* start ROWS *
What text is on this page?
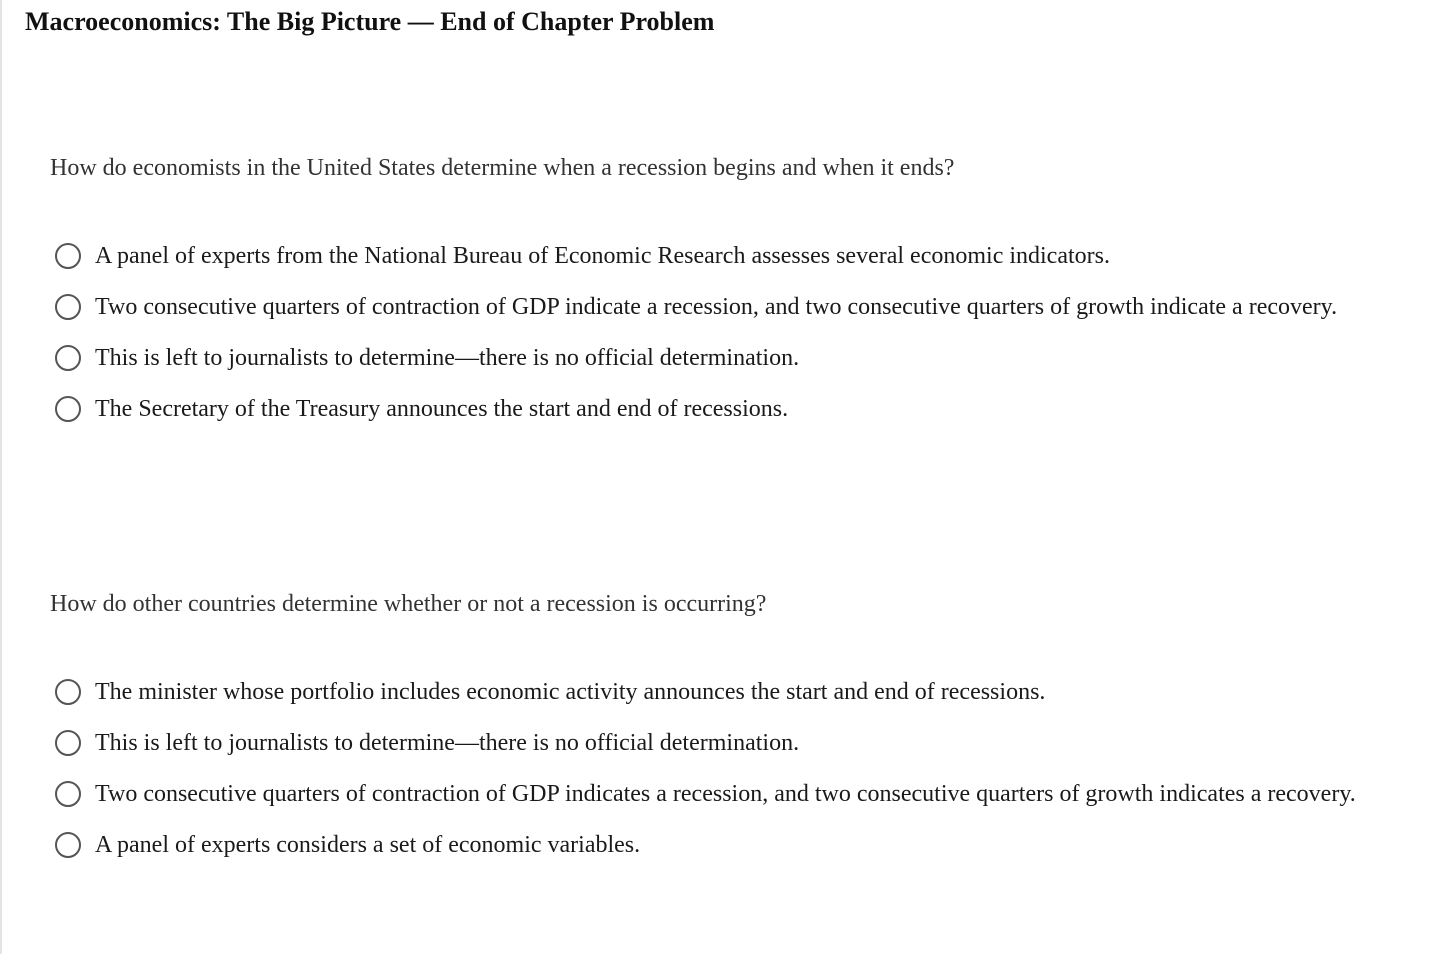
Macroeconomics: The Big Picture — End of Chapter Problem

How do economists in the United States determine when a recession begins and when it ends?

A panel of experts from the National Bureau of Economic Research assesses several economic indicators.
Two consecutive quarters of contraction of GDP indicate a recession, and two consecutive quarters of growth indicate a recovery.
This is left to journalists to determine—there is no official determination.
The Secretary of the Treasury announces the start and end of recessions.

How do other countries determine whether or not a recession is occurring?

The minister whose portfolio includes economic activity announces the start and end of recessions.
This is left to journalists to determine—there is no official determination.
Two consecutive quarters of contraction of GDP indicates a recession, and two consecutive quarters of growth indicates a recovery.
A panel of experts considers a set of economic variables.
* end ROWS *
THE EXERCISE: Search the data for "quarters" and list every line in which it occurs.

SOLUTION FOR THIS PROBLEM:
Two consecutive quarters of contraction of GDP indicate a recession, and two consecutive quarters of growth indicate a recovery.
Two consecutive quarters of contraction of GDP indicates a recession, and two consecutive quarters of growth indicates a recovery.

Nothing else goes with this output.